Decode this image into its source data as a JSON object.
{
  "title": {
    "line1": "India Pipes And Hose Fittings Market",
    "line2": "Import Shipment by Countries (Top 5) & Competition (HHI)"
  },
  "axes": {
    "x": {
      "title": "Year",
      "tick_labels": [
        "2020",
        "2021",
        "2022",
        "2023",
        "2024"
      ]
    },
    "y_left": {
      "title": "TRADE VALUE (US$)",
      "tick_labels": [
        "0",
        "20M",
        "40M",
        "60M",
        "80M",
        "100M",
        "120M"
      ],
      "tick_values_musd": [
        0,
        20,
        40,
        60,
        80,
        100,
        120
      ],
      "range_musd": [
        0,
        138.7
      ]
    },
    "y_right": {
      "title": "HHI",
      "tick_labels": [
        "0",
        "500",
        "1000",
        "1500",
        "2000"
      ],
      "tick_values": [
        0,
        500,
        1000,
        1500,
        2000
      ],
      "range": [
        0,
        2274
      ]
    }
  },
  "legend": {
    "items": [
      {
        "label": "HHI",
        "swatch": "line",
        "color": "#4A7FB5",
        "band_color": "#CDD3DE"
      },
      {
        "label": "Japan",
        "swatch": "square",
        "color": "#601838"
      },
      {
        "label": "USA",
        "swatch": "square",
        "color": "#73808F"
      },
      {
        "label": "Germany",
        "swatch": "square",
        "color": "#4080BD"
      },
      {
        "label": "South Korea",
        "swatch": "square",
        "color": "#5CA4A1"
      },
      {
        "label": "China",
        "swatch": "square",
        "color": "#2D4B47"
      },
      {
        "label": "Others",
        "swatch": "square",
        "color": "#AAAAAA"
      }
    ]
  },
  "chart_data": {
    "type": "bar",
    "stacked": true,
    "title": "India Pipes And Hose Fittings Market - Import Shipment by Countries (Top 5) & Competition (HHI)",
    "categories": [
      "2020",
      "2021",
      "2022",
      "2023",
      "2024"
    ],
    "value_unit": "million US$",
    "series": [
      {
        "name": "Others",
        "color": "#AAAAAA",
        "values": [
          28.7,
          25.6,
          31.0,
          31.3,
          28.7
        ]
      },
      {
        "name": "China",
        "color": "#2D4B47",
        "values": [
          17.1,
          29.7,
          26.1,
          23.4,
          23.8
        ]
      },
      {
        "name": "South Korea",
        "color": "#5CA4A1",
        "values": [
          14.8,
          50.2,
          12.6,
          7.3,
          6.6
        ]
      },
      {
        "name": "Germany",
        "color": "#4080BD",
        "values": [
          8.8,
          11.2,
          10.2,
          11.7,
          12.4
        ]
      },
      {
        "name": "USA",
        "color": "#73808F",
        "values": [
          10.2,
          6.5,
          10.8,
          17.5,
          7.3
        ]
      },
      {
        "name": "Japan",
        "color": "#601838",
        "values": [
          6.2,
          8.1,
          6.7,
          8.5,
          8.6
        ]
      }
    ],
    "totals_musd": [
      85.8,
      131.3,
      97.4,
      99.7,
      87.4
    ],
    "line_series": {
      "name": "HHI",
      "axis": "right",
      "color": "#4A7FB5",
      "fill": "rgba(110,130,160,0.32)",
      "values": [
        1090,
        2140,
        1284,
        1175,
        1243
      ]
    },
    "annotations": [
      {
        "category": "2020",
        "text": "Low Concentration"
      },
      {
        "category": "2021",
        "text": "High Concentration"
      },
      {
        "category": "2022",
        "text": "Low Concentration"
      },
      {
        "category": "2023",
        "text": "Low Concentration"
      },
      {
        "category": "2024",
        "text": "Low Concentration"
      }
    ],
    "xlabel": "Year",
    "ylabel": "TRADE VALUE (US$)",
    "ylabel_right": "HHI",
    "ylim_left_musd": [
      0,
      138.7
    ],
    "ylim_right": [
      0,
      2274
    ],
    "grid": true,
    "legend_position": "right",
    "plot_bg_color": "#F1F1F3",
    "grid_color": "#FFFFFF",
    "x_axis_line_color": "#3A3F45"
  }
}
════
#### Given request:
Repeat the records above exactly, leaving none out.

#### Reply:
Decode this image into its source data as a JSON object.
{
  "title": {
    "line1": "India Pipes And Hose Fittings Market",
    "line2": "Import Shipment by Countries (Top 5) & Competition (HHI)"
  },
  "axes": {
    "x": {
      "title": "Year",
      "tick_labels": [
        "2020",
        "2021",
        "2022",
        "2023",
        "2024"
      ]
    },
    "y_left": {
      "title": "TRADE VALUE (US$)",
      "tick_labels": [
        "0",
        "20M",
        "40M",
        "60M",
        "80M",
        "100M",
        "120M"
      ],
      "tick_values_musd": [
        0,
        20,
        40,
        60,
        80,
        100,
        120
      ],
      "range_musd": [
        0,
        138.7
      ]
    },
    "y_right": {
      "title": "HHI",
      "tick_labels": [
        "0",
        "500",
        "1000",
        "1500",
        "2000"
      ],
      "tick_values": [
        0,
        500,
        1000,
        1500,
        2000
      ],
      "range": [
        0,
        2274
      ]
    }
  },
  "legend": {
    "items": [
      {
        "label": "HHI",
        "swatch": "line",
        "color": "#4A7FB5",
        "band_color": "#CDD3DE"
      },
      {
        "label": "Japan",
        "swatch": "square",
        "color": "#601838"
      },
      {
        "label": "USA",
        "swatch": "square",
        "color": "#73808F"
      },
      {
        "label": "Germany",
        "swatch": "square",
        "color": "#4080BD"
      },
      {
        "label": "South Korea",
        "swatch": "square",
        "color": "#5CA4A1"
      },
      {
        "label": "China",
        "swatch": "square",
        "color": "#2D4B47"
      },
      {
        "label": "Others",
        "swatch": "square",
        "color": "#AAAAAA"
      }
    ]
  },
  "chart_data": {
    "type": "bar",
    "stacked": true,
    "title": "India Pipes And Hose Fittings Market - Import Shipment by Countries (Top 5) & Competition (HHI)",
    "categories": [
      "2020",
      "2021",
      "2022",
      "2023",
      "2024"
    ],
    "value_unit": "million US$",
    "series": [
      {
        "name": "Others",
        "color": "#AAAAAA",
        "values": [
          28.7,
          25.6,
          31.0,
          31.3,
          28.7
        ]
      },
      {
        "name": "China",
        "color": "#2D4B47",
        "values": [
          17.1,
          29.7,
          26.1,
          23.4,
          23.8
        ]
      },
      {
        "name": "South Korea",
        "color": "#5CA4A1",
        "values": [
          14.8,
          50.2,
          12.6,
          7.3,
          6.6
        ]
      },
      {
        "name": "Germany",
        "color": "#4080BD",
        "values": [
          8.8,
          11.2,
          10.2,
          11.7,
          12.4
        ]
      },
      {
        "name": "USA",
        "color": "#73808F",
        "values": [
          10.2,
          6.5,
          10.8,
          17.5,
          7.3
        ]
      },
      {
        "name": "Japan",
        "color": "#601838",
        "values": [
          6.2,
          8.1,
          6.7,
          8.5,
          8.6
        ]
      }
    ],
    "totals_musd": [
      85.8,
      131.3,
      97.4,
      99.7,
      87.4
    ],
    "line_series": {
      "name": "HHI",
      "axis": "right",
      "color": "#4A7FB5",
      "fill": "rgba(110,130,160,0.32)",
      "values": [
        1090,
        2140,
        1284,
        1175,
        1243
      ]
    },
    "annotations": [
      {
        "category": "2020",
        "text": "Low Concentration"
      },
      {
        "category": "2021",
        "text": "High Concentration"
      },
      {
        "category": "2022",
        "text": "Low Concentration"
      },
      {
        "category": "2023",
        "text": "Low Concentration"
      },
      {
        "category": "2024",
        "text": "Low Concentration"
      }
    ],
    "xlabel": "Year",
    "ylabel": "TRADE VALUE (US$)",
    "ylabel_right": "HHI",
    "ylim_left_musd": [
      0,
      138.7
    ],
    "ylim_right": [
      0,
      2274
    ],
    "grid": true,
    "legend_position": "right",
    "plot_bg_color": "#F1F1F3",
    "grid_color": "#FFFFFF",
    "x_axis_line_color": "#3A3F45"
  }
}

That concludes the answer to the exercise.